=== JOB A ===
In the text on AOCF, what is Adjusted EBITDA reconciled to?

AOCF per share before transaction and other costs is calculated by dividing AOCF before transaction and other costs by the weighted average number of shares outstanding. AOCF per share is calculated by dividing AOCF by the weighted average number of shares outstanding.
AOCF is a performance measure used by management and investors to evaluate Superior’s ongoing performance of its businesses and ability to generate cash flow. AOCF represents cash flow generated by Superior that is available for, but not necessarily limited to, changes in working capital requirements, investing activities and financing activities of Superior. AOCF is also used as one component in determining short-term incentive compensation for certain management employees.
The seasonality of Superior’s individual quarterly results must be assessed in the context of annualized AOCF. Adjustments recorded by Superior as part of its calculation of AOCF include, but are not limited to, the impact of the seasonality of Superior’s businesses, principally the Energy Distribution segment, by adjusting for non-cash working capital items, thereby eliminating the impact of the timing between the recognition and collection/payment of Superior’s revenues and expenses, which can differ significantly from quarter to quarter. AOCF is reconciled to cash flow from operating activities.
Adjusted EBITDA represents earnings before interest, taxes, depreciation, amortization, losses (gains) on disposal of assets, finance expense, restructuring costs, transaction and other costs, and unrealized gains (losses) on derivative financial instruments. Adjusted EBITDA is used by Superior and investors to assess its consolidated results and ability to service debt. Adjusted EBITDA is reconciled to net earnings before income taxes.

=== JOB B ===
Please update the records from the start through the line containing "389, 290, 404]", replacing "month-bar" with "month-column" and leaving everything else unchanged.

=== DATA IN THIS EXERCISE ===

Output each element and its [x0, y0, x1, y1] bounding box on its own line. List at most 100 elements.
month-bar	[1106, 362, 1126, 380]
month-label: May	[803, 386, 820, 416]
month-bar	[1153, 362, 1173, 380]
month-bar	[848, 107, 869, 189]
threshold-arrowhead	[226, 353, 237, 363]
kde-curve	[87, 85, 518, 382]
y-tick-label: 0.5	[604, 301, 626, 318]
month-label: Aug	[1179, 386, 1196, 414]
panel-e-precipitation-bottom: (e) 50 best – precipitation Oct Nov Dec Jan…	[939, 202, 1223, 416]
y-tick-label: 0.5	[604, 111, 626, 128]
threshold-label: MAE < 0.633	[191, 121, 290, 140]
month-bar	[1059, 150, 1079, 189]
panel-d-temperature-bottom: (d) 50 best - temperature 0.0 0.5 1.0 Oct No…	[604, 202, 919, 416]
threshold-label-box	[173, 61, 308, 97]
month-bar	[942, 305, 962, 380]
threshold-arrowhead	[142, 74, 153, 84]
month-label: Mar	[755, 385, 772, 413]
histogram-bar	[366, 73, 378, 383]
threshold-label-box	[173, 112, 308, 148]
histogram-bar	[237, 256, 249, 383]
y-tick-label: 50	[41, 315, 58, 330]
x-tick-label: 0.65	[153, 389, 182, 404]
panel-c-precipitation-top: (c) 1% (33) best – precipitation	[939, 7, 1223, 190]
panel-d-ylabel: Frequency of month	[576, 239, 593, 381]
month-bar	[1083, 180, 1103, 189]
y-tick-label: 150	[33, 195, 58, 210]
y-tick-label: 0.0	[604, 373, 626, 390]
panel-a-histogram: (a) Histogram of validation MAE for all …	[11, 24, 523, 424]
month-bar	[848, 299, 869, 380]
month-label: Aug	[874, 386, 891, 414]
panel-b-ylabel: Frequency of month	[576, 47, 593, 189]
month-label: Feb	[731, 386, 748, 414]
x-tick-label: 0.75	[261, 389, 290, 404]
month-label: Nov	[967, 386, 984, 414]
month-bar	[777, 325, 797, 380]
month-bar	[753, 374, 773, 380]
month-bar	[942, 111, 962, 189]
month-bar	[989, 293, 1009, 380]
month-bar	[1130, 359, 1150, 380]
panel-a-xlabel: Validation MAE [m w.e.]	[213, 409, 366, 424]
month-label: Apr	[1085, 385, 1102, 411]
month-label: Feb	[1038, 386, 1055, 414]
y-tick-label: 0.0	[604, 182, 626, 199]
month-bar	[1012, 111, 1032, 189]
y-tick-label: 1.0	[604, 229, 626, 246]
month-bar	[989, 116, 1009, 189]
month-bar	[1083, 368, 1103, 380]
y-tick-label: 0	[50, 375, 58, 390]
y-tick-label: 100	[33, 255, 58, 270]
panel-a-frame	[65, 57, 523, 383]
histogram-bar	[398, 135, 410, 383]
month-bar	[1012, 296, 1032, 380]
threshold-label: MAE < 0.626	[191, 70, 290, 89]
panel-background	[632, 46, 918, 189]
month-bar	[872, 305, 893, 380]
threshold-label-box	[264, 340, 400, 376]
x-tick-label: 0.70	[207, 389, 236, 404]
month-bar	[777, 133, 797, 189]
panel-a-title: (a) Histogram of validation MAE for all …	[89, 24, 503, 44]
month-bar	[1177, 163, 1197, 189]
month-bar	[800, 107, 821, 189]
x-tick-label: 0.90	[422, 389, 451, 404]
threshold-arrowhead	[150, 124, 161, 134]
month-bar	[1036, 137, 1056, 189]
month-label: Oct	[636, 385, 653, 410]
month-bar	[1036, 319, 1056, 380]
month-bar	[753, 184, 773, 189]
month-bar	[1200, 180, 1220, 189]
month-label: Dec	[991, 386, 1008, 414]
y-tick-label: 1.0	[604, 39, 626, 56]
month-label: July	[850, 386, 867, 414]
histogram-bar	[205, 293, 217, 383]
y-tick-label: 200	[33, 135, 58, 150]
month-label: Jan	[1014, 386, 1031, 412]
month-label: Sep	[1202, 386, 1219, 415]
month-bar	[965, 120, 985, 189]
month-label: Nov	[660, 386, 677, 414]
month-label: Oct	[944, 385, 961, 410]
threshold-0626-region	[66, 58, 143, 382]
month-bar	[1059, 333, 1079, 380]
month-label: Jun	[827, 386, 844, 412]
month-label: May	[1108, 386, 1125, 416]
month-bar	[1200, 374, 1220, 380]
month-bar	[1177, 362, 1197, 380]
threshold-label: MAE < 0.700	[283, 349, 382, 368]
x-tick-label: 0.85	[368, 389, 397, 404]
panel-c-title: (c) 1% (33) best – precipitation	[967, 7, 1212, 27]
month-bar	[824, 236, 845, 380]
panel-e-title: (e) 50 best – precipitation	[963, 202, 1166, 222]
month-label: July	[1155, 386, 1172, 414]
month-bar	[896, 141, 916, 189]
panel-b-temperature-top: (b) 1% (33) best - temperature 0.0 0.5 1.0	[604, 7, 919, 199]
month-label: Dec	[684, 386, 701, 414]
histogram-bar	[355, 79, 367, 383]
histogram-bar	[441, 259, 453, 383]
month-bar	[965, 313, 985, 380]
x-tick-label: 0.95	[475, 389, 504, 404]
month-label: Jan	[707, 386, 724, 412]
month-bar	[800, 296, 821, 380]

=== FULL RESPONSE A ===
Net earnings before income taxes.

=== FULL RESPONSE B ===
Output each element and its [x0, y0, x1, y1] bounding box on its own line. List at most 100 elements.
month-column	[1106, 362, 1126, 380]
month-label: May	[803, 386, 820, 416]
month-column	[1153, 362, 1173, 380]
month-column	[848, 107, 869, 189]
threshold-arrowhead	[226, 353, 237, 363]
kde-curve	[87, 85, 518, 382]
y-tick-label: 0.5	[604, 301, 626, 318]
month-label: Aug	[1179, 386, 1196, 414]
panel-e-precipitation-bottom: (e) 50 best – precipitation Oct Nov Dec Jan…	[939, 202, 1223, 416]
y-tick-label: 0.5	[604, 111, 626, 128]
threshold-label: MAE < 0.633	[191, 121, 290, 140]
month-column	[1059, 150, 1079, 189]
panel-d-temperature-bottom: (d) 50 best - temperature 0.0 0.5 1.0 Oct No…	[604, 202, 919, 416]
threshold-label-box	[173, 61, 308, 97]
month-column	[942, 305, 962, 380]
threshold-arrowhead	[142, 74, 153, 84]
month-label: Mar	[755, 385, 772, 413]
histogram-bar	[366, 73, 378, 383]
threshold-label-box	[173, 112, 308, 148]
histogram-bar	[237, 256, 249, 383]
y-tick-label: 50	[41, 315, 58, 330]
x-tick-label: 0.65	[153, 389, 182, 404]
panel-c-precipitation-top: (c) 1% (33) best – precipitation	[939, 7, 1223, 190]
panel-d-ylabel: Frequency of month	[576, 239, 593, 381]
month-column	[1083, 180, 1103, 189]
y-tick-label: 150	[33, 195, 58, 210]
y-tick-label: 0.0	[604, 373, 626, 390]
panel-a-histogram: (a) Histogram of validation MAE for all …	[11, 24, 523, 424]
month-column	[848, 299, 869, 380]
month-label: Aug	[874, 386, 891, 414]
panel-b-ylabel: Frequency of month	[576, 47, 593, 189]
month-label: Feb	[731, 386, 748, 414]
x-tick-label: 0.75	[261, 389, 290, 404]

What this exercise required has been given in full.